### PROBLEM TO WORK ON
Set the entries below into a Markdown table with the columns "Row" and "Entry line," giving each line its own numbered row and omitting blank lines. Include only the part that opens with the first line of the entries and closes with the line containing "- errors-value: 0: [826, 138, 833, 150]", with both of those lines included.

### DATA SECTION
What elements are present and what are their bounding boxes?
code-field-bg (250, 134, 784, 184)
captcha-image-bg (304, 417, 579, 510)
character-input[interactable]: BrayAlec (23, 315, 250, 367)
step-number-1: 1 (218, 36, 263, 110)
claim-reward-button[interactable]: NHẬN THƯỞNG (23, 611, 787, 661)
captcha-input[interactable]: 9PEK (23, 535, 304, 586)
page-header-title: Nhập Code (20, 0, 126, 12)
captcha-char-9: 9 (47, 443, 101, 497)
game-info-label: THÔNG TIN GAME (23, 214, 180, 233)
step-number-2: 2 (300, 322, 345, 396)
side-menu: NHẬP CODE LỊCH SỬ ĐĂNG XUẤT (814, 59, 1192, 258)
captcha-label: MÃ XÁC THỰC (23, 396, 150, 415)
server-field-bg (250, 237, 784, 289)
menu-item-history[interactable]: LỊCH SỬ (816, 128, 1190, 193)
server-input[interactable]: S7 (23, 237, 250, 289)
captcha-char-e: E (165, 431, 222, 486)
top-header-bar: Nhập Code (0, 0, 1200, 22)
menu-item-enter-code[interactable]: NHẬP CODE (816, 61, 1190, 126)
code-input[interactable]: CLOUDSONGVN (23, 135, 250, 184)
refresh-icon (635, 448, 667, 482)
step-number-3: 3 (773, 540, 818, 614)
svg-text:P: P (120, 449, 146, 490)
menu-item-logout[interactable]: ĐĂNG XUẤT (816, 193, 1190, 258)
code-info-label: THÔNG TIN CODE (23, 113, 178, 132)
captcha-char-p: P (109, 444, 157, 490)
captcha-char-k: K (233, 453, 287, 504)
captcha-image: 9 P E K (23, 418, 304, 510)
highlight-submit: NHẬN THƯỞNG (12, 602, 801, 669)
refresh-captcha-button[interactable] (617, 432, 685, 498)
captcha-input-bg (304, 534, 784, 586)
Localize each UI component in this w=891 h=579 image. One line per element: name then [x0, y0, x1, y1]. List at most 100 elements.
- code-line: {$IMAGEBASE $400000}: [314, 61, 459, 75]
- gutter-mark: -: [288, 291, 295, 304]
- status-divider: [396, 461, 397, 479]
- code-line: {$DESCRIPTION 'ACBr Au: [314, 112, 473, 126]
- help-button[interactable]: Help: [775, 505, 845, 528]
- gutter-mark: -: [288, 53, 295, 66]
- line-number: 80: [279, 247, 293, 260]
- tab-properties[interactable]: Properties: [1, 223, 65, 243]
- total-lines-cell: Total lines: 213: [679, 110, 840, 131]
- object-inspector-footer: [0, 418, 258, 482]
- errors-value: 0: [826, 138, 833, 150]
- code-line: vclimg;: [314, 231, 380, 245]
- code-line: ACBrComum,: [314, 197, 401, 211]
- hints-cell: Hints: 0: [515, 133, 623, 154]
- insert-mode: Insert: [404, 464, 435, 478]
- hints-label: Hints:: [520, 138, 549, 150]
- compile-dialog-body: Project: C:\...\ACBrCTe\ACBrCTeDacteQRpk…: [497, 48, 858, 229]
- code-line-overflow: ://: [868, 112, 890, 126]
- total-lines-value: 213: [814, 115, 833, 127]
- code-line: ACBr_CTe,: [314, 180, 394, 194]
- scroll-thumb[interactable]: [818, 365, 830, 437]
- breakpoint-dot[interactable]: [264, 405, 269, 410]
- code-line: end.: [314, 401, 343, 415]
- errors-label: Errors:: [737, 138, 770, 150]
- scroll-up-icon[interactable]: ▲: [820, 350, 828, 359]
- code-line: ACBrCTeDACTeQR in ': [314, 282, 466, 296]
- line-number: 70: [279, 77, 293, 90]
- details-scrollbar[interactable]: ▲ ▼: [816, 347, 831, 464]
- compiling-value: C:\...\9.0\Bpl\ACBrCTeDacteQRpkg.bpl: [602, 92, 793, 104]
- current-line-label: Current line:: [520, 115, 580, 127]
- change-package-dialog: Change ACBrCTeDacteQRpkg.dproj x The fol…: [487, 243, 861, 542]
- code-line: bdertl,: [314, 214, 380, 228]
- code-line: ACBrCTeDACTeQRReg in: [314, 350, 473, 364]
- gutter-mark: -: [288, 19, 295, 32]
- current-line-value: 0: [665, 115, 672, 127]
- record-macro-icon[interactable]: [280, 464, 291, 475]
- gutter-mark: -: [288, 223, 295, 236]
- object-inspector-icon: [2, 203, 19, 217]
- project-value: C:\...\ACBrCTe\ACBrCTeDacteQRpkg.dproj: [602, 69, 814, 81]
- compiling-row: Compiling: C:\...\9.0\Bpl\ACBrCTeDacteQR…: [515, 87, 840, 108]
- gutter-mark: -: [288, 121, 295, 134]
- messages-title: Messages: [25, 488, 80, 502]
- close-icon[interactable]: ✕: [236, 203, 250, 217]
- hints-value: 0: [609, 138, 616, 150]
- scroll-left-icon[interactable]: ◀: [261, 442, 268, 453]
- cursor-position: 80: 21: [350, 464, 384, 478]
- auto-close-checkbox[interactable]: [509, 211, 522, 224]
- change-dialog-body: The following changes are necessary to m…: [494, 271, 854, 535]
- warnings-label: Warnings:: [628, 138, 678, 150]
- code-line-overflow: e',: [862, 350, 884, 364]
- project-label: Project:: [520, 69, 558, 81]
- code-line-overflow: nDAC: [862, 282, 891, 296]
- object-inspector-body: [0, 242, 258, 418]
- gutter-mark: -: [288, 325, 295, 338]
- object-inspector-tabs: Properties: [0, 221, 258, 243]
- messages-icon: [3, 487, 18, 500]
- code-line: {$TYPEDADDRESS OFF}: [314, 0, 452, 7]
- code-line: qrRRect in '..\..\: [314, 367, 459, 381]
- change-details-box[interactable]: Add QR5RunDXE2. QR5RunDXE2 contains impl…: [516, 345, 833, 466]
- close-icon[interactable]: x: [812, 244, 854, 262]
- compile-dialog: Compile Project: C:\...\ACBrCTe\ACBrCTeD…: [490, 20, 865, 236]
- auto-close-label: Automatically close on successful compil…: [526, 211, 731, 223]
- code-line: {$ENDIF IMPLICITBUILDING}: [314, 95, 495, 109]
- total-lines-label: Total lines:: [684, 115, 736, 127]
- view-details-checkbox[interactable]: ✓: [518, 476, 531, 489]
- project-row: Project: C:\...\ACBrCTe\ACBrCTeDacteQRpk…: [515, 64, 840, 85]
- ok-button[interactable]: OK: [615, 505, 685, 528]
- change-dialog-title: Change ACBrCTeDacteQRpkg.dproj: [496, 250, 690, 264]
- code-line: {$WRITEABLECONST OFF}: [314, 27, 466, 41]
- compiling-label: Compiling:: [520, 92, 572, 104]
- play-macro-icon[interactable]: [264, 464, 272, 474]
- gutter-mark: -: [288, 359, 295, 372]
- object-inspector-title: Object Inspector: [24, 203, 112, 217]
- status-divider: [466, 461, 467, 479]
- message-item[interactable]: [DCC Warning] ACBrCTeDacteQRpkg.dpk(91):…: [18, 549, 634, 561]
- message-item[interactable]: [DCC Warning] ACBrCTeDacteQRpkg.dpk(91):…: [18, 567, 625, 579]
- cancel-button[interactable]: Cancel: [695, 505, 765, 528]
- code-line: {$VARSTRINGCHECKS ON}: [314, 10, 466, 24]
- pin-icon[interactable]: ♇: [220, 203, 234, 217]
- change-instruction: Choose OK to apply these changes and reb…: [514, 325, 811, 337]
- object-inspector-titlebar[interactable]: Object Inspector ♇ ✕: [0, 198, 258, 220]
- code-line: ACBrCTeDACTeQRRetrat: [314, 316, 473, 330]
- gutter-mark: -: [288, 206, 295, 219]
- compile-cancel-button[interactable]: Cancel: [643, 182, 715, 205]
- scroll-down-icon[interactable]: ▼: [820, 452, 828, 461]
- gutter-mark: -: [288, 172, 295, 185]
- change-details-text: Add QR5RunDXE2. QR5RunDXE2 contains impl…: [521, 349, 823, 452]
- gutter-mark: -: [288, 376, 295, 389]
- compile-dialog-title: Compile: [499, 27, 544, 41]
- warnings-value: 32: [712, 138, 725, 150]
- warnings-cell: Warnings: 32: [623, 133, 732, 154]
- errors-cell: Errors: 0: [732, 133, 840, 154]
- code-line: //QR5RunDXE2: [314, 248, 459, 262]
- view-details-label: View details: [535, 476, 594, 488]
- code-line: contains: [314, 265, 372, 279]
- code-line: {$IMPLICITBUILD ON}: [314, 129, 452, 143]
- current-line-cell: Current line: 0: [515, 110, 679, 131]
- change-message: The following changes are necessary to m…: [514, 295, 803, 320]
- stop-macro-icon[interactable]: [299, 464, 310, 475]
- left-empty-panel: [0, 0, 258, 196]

### ANSWER BELOW
| Row | Entry line |
|---|---|
| 1 | What elements are present and what are their bounding boxes? |
| 2 | code-field-bg (250, 134, 784, 184) |
| 3 | captcha-image-bg (304, 417, 579, 510) |
| 4 | character-input[interactable]: BrayAlec (23, 315, 250, 367) |
| 5 | step-number-1: 1 (218, 36, 263, 110) |
| 6 | claim-reward-button[interactable]: NHẬN THƯỞNG (23, 611, 787, 661) |
| 7 | captcha-input[interactable]: 9PEK (23, 535, 304, 586) |
| 8 | page-header-title: Nhập Code (20, 0, 126, 12) |
| 9 | captcha-char-9: 9 (47, 443, 101, 497) |
| 10 | game-info-label: THÔNG TIN GAME (23, 214, 180, 233) |
| 11 | step-number-2: 2 (300, 322, 345, 396) |
| 12 | side-menu: NHẬP CODE LỊCH SỬ ĐĂNG XUẤT (814, 59, 1192, 258) |
| 13 | captcha-label: MÃ XÁC THỰC (23, 396, 150, 415) |
| 14 | server-field-bg (250, 237, 784, 289) |
| 15 | menu-item-history[interactable]: LỊCH SỬ (816, 128, 1190, 193) |
| 16 | server-input[interactable]: S7 (23, 237, 250, 289) |
| 17 | captcha-char-e: E (165, 431, 222, 486) |
| 18 | top-header-bar: Nhập Code (0, 0, 1200, 22) |
| 19 | menu-item-enter-code[interactable]: NHẬP CODE (816, 61, 1190, 126) |
| 20 | code-input[interactable]: CLOUDSONGVN (23, 135, 250, 184) |
| 21 | refresh-icon (635, 448, 667, 482) |
| 22 | step-number-3: 3 (773, 540, 818, 614) |
| 23 | svg-text:P: P (120, 449, 146, 490) |
| 24 | menu-item-logout[interactable]: ĐĂNG XUẤT (816, 193, 1190, 258) |
| 25 | code-info-label: THÔNG TIN CODE (23, 113, 178, 132) |
| 26 | captcha-char-p: P (109, 444, 157, 490) |
| 27 | captcha-char-k: K (233, 453, 287, 504) |
| 28 | captcha-image: 9 P E K (23, 418, 304, 510) |
| 29 | highlight-submit: NHẬN THƯỞNG (12, 602, 801, 669) |
| 30 | refresh-captcha-button[interactable] (617, 432, 685, 498) |
| 31 | captcha-input-bg (304, 534, 784, 586) |
| 32 | Localize each UI component in this w=891 h=579 image. One line per element: name then [x0, y0, x1, y1]. List at most 100 elements. |
| 33 | - code-line: {$IMAGEBASE $400000}: [314, 61, 459, 75] |
| 34 | - gutter-mark: -: [288, 291, 295, 304] |
| 35 | - status-divider: [396, 461, 397, 479] |
| 36 | - code-line: {$DESCRIPTION 'ACBr Au: [314, 112, 473, 126] |
| 37 | - help-button[interactable]: Help: [775, 505, 845, 528] |
| 38 | - gutter-mark: -: [288, 53, 295, 66] |
| 39 | - line-number: 80: [279, 247, 293, 260] |
| 40 | - tab-properties[interactable]: Properties: [1, 223, 65, 243] |
| 41 | - total-lines-cell: Total lines: 213: [679, 110, 840, 131] |
| 42 | - object-inspector-footer: [0, 418, 258, 482] |
| 43 | - errors-value: 0: [826, 138, 833, 150] |